Task statement:
What is the number of lines in the entries below that include the word "provided"? Provide the number only.

+++ Working data +++

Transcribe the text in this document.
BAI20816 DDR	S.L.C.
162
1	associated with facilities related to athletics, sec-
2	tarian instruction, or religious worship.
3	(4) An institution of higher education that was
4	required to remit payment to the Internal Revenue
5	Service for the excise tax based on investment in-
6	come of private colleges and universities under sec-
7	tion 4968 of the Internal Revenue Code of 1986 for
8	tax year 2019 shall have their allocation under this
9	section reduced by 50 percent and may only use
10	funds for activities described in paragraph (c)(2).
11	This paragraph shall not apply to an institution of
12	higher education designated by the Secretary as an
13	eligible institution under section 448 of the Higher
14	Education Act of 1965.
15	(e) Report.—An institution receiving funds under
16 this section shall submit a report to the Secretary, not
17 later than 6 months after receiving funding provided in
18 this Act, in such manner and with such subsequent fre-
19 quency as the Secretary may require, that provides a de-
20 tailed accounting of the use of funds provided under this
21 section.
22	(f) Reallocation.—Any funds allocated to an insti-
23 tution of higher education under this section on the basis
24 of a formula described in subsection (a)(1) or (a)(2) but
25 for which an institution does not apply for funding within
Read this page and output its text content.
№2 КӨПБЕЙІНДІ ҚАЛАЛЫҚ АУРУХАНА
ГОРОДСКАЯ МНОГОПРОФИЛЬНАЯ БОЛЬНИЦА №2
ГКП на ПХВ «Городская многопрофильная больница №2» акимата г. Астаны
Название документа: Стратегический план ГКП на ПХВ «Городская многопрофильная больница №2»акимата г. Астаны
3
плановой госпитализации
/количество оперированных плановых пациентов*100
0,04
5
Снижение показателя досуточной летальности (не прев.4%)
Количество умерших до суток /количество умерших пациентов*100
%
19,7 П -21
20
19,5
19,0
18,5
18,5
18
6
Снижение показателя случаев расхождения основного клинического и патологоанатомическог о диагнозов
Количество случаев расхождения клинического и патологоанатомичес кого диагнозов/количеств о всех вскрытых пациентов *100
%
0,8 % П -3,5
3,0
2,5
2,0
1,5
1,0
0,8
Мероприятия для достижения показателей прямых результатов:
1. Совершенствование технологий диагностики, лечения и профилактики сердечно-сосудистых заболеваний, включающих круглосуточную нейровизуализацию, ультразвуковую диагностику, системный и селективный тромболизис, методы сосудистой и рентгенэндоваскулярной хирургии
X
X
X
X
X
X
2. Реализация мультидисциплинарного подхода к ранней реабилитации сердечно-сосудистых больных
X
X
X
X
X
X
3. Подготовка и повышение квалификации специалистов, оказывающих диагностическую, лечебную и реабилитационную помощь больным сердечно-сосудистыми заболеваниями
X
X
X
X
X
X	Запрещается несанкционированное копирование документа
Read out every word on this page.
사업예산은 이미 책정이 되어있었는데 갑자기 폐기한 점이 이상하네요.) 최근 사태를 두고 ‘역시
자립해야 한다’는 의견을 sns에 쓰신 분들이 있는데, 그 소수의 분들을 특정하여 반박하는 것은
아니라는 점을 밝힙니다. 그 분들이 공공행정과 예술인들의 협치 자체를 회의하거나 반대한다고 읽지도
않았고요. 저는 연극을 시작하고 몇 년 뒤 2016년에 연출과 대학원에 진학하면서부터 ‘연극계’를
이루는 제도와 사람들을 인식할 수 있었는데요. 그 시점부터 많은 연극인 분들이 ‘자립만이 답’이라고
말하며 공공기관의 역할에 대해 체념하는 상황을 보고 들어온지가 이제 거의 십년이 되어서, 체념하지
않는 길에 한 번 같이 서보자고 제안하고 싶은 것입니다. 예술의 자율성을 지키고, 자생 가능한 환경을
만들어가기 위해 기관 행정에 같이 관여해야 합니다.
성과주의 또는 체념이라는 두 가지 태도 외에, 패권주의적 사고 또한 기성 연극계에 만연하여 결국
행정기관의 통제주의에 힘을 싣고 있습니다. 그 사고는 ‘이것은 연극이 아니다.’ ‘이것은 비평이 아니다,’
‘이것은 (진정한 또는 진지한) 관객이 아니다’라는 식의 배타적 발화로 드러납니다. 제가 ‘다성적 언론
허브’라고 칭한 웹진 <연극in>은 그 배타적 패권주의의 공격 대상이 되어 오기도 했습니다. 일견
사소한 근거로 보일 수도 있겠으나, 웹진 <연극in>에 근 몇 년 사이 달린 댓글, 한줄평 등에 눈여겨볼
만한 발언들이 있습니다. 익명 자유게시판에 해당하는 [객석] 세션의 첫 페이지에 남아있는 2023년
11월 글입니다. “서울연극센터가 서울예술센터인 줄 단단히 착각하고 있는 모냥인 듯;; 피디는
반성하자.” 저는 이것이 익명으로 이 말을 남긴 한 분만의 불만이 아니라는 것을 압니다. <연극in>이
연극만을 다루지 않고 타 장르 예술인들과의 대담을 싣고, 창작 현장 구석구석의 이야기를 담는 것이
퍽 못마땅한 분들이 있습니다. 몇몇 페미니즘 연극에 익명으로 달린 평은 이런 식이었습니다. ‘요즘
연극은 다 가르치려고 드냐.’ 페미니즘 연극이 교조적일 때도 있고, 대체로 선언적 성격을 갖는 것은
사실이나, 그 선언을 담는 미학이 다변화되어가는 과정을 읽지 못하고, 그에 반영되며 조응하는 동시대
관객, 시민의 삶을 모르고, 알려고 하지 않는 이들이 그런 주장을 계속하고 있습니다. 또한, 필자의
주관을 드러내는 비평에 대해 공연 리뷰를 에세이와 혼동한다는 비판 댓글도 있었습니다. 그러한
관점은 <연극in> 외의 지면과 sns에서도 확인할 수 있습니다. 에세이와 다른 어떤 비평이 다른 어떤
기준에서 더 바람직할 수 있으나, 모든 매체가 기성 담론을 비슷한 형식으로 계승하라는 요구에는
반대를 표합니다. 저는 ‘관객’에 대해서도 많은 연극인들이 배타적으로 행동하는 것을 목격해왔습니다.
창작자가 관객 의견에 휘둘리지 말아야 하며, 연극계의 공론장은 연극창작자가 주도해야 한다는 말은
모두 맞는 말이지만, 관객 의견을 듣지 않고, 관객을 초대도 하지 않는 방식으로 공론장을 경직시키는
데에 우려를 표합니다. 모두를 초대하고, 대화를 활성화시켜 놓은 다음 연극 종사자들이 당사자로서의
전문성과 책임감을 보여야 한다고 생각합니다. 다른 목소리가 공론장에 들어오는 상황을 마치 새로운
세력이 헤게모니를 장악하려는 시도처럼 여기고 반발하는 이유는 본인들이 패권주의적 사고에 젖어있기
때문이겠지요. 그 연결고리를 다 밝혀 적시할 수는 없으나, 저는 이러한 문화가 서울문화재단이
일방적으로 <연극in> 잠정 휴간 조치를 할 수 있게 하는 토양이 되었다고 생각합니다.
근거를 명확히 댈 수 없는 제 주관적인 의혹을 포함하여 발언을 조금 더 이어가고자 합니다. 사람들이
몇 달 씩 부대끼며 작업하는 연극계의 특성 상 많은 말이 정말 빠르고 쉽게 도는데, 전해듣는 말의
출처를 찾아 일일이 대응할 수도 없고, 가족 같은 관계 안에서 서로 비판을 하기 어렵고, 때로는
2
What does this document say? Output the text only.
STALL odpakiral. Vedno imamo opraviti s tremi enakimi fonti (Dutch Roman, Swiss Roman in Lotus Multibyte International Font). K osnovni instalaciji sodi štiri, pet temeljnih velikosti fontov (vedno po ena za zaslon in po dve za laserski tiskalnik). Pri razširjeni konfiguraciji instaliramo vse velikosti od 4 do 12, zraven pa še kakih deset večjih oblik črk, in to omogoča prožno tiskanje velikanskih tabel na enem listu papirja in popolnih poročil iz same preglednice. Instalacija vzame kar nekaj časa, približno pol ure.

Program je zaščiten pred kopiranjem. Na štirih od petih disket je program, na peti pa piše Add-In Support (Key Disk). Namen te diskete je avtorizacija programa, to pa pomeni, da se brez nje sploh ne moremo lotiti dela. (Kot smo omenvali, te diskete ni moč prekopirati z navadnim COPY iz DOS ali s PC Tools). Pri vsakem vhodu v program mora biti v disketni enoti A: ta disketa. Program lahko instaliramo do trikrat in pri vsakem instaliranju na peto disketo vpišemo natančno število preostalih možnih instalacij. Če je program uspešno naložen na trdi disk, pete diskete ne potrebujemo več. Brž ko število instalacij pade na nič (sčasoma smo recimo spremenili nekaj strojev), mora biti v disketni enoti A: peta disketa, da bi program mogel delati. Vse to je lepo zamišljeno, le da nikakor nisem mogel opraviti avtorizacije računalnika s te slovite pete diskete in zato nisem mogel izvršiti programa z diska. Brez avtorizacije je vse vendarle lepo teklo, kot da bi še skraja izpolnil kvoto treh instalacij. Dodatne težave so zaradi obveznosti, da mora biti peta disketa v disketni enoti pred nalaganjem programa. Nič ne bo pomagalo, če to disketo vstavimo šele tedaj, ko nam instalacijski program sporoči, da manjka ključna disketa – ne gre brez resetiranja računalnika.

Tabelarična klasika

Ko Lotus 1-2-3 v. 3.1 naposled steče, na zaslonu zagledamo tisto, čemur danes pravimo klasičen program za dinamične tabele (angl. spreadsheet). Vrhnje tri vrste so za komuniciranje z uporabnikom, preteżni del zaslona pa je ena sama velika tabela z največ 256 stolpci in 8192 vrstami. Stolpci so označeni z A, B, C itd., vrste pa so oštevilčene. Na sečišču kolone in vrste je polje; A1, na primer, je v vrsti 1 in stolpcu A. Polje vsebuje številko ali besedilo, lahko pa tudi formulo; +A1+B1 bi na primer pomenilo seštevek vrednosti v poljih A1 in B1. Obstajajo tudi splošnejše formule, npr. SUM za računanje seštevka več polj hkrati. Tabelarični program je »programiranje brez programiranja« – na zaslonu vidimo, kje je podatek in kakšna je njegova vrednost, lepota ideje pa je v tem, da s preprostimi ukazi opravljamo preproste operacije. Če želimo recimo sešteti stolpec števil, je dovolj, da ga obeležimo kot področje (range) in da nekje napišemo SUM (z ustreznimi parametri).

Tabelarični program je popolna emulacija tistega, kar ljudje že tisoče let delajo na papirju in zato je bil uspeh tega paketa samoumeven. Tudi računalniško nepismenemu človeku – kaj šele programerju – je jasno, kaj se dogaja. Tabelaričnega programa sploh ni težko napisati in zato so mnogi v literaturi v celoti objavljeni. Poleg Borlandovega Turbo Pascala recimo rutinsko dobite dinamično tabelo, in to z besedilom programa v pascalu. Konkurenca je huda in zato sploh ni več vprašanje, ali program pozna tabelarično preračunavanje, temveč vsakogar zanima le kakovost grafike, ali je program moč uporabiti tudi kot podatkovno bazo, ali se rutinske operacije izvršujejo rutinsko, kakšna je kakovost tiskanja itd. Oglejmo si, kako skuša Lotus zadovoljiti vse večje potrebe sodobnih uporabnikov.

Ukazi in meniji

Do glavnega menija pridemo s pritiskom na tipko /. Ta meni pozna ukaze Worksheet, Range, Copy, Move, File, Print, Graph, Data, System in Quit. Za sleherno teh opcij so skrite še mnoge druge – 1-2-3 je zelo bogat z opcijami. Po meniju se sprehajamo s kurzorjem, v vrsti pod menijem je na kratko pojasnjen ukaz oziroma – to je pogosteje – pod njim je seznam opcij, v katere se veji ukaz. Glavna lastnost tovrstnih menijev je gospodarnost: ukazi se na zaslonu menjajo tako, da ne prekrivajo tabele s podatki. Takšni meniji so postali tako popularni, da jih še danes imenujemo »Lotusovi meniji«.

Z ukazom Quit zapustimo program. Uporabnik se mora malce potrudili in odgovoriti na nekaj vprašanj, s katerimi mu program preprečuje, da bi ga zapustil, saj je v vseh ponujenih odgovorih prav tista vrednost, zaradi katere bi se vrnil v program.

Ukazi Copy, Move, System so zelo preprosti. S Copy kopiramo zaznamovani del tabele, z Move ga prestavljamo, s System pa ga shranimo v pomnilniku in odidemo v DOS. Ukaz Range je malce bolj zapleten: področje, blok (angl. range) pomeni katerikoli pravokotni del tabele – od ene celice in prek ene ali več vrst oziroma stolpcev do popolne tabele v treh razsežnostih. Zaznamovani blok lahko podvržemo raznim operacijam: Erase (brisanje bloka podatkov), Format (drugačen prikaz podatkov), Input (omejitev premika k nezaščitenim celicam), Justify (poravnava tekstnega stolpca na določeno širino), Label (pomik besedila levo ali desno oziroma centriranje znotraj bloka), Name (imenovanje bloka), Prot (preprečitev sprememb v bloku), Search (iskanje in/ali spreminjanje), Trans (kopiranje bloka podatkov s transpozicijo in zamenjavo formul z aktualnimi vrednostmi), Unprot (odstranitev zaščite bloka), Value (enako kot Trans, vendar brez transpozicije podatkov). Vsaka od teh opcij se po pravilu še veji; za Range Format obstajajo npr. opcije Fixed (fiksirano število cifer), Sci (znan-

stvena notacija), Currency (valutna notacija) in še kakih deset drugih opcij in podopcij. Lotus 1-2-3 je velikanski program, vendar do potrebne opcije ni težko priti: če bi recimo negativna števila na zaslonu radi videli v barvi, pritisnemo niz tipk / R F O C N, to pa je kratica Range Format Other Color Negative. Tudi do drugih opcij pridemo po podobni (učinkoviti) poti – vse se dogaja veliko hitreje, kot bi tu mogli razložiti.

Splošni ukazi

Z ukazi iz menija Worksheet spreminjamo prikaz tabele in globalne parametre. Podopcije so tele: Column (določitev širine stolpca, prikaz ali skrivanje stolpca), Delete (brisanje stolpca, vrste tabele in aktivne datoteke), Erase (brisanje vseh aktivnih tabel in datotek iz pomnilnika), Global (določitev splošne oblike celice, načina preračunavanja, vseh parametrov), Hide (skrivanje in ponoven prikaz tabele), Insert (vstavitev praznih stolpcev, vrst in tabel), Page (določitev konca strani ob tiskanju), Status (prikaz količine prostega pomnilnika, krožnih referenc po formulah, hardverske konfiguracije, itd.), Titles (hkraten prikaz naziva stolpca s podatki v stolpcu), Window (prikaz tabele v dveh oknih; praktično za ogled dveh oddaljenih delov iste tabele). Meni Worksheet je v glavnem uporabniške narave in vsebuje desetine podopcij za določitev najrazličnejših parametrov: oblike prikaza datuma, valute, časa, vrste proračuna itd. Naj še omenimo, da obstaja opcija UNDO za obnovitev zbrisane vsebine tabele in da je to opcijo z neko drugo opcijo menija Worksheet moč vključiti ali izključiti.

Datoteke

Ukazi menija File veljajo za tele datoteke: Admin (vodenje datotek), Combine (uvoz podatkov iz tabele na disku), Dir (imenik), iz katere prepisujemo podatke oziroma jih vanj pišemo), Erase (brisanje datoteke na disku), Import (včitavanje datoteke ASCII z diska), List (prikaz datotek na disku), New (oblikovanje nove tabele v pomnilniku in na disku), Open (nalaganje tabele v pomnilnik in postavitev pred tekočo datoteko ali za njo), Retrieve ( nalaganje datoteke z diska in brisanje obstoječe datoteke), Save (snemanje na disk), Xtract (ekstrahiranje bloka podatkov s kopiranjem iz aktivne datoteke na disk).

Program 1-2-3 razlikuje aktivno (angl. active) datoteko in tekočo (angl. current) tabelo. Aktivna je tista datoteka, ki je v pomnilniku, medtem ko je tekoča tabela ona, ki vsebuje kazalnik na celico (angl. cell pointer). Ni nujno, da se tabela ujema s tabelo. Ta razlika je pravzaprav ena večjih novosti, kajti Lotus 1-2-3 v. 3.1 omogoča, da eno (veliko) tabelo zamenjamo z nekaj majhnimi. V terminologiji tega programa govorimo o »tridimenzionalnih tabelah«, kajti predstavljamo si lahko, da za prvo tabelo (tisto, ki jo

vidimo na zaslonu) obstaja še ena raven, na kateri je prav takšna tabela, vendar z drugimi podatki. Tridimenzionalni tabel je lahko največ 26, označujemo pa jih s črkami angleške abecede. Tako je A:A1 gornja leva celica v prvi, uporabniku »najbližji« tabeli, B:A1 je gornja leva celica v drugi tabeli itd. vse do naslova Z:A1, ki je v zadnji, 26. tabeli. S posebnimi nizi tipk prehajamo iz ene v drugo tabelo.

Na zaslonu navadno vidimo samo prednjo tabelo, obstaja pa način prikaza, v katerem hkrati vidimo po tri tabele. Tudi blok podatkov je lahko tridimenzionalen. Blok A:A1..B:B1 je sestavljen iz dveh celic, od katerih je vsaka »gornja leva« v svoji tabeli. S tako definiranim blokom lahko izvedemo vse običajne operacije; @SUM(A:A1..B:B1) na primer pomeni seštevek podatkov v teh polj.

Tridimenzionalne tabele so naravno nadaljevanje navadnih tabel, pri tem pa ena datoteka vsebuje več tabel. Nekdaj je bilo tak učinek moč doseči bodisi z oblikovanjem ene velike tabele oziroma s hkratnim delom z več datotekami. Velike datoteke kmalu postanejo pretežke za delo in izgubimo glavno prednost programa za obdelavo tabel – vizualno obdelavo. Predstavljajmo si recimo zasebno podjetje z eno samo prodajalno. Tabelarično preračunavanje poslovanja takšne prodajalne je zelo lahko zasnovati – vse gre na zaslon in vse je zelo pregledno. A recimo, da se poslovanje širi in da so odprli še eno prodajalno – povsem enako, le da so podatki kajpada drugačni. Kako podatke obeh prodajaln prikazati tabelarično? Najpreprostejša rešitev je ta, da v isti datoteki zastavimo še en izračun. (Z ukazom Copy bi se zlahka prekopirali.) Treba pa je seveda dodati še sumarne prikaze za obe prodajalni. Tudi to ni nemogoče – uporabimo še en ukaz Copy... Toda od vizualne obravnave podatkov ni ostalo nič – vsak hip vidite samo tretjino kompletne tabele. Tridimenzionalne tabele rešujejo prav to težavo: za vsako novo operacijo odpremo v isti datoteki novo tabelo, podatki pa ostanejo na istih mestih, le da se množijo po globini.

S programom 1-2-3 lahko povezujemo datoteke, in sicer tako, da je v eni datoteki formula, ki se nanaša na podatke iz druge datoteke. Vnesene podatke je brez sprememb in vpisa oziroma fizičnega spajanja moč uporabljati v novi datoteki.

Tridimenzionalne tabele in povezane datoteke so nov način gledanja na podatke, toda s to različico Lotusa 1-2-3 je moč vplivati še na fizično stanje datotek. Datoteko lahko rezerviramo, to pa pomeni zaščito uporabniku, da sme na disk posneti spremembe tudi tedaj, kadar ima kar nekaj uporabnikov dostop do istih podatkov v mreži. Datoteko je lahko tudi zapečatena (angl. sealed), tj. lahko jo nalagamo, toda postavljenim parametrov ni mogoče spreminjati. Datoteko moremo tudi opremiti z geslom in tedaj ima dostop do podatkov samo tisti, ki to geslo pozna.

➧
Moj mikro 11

+++

Answer below:
2